■ Problem requirements:
Reproduce the lines of the material below from the line with "List all visible" up to and including the line with "carton-front-face [314,574,426,644]", character for character. Leave any pictures out of your copy.

■ Input for this task:
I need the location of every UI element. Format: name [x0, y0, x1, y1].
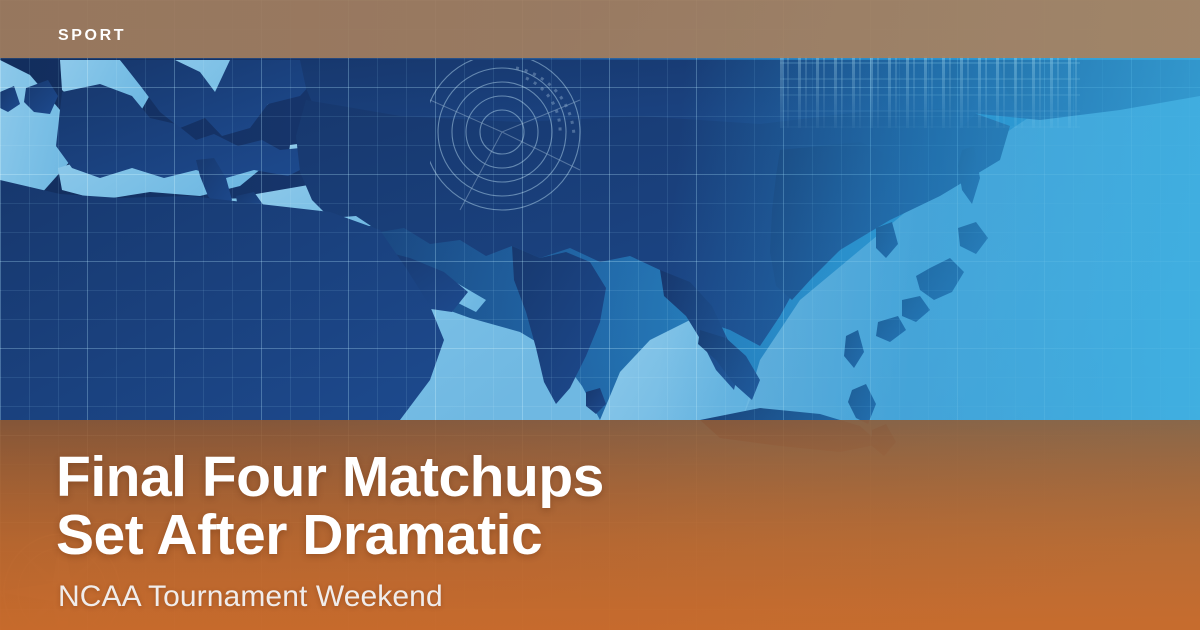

...

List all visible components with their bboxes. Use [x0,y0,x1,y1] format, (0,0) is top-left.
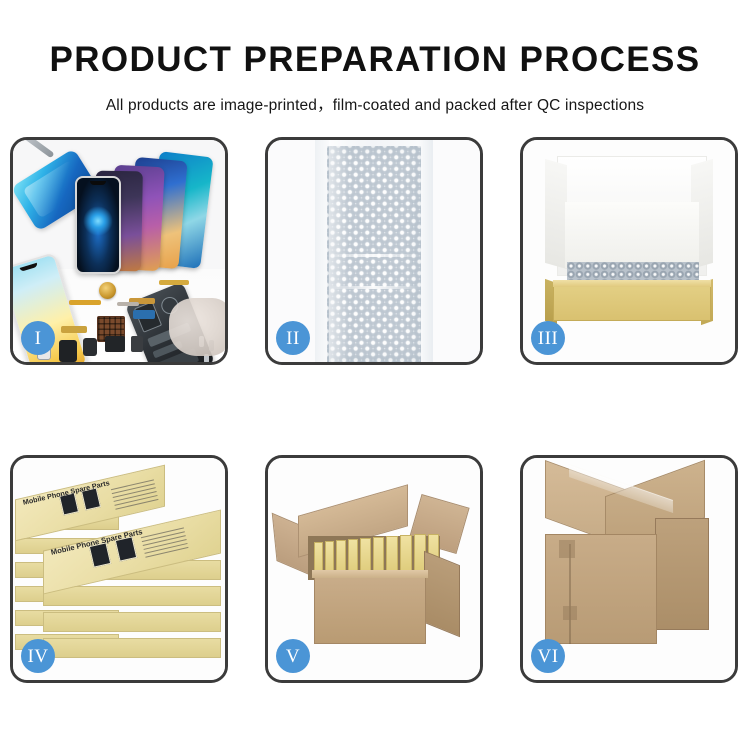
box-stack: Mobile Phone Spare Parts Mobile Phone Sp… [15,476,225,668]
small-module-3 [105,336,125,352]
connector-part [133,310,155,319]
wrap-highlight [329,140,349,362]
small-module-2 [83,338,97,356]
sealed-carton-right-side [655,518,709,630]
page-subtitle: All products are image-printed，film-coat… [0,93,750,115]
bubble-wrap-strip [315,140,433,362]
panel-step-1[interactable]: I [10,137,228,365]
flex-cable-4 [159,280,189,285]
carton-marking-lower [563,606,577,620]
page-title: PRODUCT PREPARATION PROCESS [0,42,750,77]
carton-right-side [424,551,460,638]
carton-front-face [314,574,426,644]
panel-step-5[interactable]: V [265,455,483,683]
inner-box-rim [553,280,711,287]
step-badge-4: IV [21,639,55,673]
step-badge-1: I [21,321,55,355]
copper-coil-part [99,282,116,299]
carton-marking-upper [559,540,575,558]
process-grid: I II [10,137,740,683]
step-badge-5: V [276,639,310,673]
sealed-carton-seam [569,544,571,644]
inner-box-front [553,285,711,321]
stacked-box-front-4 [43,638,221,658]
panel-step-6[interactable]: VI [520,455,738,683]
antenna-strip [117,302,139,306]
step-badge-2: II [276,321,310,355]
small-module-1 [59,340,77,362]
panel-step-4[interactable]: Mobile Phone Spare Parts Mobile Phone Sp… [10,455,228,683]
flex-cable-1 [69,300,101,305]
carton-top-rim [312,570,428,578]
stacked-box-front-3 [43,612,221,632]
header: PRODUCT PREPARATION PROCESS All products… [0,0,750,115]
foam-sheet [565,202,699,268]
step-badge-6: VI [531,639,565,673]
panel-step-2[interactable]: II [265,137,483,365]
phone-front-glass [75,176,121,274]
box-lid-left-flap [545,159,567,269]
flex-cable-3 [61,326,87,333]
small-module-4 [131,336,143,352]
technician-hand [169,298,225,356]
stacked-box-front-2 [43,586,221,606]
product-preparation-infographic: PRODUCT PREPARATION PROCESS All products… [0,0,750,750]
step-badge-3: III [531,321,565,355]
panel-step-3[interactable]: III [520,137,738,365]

■ Response to this exercise:
List all visible components with their bboxes. Use [x0,y0,x1,y1] format, (0,0) is top-left.
box-stack: Mobile Phone Spare Parts Mobile Phone Sp… [15,476,225,668]
small-module-3 [105,336,125,352]
connector-part [133,310,155,319]
wrap-highlight [329,140,349,362]
small-module-2 [83,338,97,356]
sealed-carton-right-side [655,518,709,630]
page-subtitle: All products are image-printed，film-coat… [0,93,750,115]
bubble-wrap-strip [315,140,433,362]
panel-step-1[interactable]: I [10,137,228,365]
flex-cable-4 [159,280,189,285]
carton-marking-lower [563,606,577,620]
page-title: PRODUCT PREPARATION PROCESS [0,42,750,77]
carton-right-side [424,551,460,638]
carton-front-face [314,574,426,644]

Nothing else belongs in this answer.